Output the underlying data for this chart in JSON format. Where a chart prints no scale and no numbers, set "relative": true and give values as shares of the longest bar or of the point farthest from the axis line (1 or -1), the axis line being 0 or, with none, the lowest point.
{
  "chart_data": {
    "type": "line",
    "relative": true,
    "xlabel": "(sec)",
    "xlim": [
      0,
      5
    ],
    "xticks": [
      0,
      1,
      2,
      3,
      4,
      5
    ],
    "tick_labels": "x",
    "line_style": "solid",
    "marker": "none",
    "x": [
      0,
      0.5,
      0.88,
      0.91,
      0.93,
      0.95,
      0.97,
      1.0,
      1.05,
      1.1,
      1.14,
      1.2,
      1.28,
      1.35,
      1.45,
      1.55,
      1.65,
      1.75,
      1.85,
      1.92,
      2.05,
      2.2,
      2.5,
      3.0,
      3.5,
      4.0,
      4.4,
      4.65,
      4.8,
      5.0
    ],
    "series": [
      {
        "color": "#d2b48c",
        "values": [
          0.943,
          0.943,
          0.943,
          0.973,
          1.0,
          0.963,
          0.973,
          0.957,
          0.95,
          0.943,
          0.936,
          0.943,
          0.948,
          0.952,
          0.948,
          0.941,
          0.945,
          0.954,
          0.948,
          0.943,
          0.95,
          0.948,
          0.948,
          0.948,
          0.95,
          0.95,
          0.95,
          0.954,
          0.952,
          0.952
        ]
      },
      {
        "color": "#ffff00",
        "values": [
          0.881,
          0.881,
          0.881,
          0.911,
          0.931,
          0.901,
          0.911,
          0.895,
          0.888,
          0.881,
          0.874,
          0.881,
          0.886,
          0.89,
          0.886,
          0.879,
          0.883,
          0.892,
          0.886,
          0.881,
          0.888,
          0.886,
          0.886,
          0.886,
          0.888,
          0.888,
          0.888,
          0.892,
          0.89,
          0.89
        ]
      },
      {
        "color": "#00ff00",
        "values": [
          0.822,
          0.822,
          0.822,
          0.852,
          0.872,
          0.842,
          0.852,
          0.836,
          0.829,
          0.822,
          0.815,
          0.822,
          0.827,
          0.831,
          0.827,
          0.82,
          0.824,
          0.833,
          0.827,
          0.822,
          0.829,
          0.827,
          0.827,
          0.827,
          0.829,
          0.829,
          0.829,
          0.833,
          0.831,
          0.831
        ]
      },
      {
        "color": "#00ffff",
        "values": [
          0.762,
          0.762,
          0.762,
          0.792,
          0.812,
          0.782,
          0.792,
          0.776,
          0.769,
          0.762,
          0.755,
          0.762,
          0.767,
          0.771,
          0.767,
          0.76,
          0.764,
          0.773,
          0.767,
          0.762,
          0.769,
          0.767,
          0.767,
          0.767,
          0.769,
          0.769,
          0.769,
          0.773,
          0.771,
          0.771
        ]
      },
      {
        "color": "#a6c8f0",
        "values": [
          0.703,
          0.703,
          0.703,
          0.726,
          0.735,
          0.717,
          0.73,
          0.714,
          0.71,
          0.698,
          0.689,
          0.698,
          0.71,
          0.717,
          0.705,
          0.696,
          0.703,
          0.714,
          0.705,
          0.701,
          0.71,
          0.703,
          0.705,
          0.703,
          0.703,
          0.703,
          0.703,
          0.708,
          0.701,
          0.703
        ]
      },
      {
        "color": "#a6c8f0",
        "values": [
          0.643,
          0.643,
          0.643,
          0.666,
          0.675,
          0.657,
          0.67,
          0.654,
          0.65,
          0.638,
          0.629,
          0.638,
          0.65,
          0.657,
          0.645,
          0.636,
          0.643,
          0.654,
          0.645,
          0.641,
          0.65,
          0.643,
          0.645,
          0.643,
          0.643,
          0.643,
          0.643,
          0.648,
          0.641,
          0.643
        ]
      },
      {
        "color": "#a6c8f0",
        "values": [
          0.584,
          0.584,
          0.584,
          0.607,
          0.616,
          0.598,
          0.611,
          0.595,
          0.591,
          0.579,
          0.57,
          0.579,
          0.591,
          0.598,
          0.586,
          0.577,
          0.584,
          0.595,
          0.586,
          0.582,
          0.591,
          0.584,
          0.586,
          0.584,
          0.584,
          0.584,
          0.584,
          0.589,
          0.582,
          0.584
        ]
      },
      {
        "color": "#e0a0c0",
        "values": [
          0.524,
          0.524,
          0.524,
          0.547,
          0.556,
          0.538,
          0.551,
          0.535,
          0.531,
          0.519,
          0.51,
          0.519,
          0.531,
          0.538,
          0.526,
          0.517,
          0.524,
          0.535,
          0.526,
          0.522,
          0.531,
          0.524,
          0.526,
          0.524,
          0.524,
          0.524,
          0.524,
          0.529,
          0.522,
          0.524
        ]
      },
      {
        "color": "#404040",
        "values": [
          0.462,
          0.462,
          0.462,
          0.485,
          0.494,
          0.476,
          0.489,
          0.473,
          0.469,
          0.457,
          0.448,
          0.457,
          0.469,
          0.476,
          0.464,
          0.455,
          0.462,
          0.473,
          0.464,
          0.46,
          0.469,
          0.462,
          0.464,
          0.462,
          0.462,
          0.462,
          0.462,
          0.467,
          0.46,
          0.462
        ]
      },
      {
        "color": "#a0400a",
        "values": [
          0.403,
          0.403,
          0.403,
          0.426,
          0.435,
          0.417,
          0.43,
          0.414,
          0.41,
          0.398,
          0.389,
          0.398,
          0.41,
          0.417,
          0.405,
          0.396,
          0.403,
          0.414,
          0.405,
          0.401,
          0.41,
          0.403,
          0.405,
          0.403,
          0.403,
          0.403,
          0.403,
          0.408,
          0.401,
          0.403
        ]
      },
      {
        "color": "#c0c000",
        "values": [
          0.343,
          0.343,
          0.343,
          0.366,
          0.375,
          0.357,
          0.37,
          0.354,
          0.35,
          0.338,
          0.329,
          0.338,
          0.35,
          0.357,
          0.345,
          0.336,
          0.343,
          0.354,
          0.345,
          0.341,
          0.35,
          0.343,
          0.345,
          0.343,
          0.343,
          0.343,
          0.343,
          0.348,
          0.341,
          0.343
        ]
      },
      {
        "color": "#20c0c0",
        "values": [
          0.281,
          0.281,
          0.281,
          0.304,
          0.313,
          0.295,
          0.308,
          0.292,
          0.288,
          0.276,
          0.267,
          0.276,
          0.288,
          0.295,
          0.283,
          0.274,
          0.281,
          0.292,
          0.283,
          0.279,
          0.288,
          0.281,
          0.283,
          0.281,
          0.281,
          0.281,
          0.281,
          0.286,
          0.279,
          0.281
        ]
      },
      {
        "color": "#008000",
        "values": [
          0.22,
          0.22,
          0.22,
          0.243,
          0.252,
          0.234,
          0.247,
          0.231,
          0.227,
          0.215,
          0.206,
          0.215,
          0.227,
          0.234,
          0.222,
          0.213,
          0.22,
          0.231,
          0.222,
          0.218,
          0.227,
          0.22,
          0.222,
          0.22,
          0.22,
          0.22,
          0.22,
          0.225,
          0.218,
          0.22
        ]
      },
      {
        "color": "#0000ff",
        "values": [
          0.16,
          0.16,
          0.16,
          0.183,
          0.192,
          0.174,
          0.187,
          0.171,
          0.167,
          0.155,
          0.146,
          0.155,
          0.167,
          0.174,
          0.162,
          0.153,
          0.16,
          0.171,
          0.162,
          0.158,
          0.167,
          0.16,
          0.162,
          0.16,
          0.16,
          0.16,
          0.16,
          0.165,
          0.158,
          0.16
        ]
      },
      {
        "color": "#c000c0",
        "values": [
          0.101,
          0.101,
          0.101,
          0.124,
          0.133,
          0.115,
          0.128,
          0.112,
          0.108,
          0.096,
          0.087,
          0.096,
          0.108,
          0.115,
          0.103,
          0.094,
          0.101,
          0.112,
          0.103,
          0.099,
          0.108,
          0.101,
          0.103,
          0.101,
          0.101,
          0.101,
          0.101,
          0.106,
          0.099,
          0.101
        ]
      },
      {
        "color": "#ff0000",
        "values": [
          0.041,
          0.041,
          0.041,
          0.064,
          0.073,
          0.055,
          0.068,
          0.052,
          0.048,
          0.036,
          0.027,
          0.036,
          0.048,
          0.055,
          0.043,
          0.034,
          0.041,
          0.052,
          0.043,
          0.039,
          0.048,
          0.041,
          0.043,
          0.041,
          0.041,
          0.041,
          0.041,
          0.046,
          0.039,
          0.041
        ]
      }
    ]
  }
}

### Instructions to follow
Establish how many lines of the material above hold the word "none". Nothing but the count should be returned.

### Output
2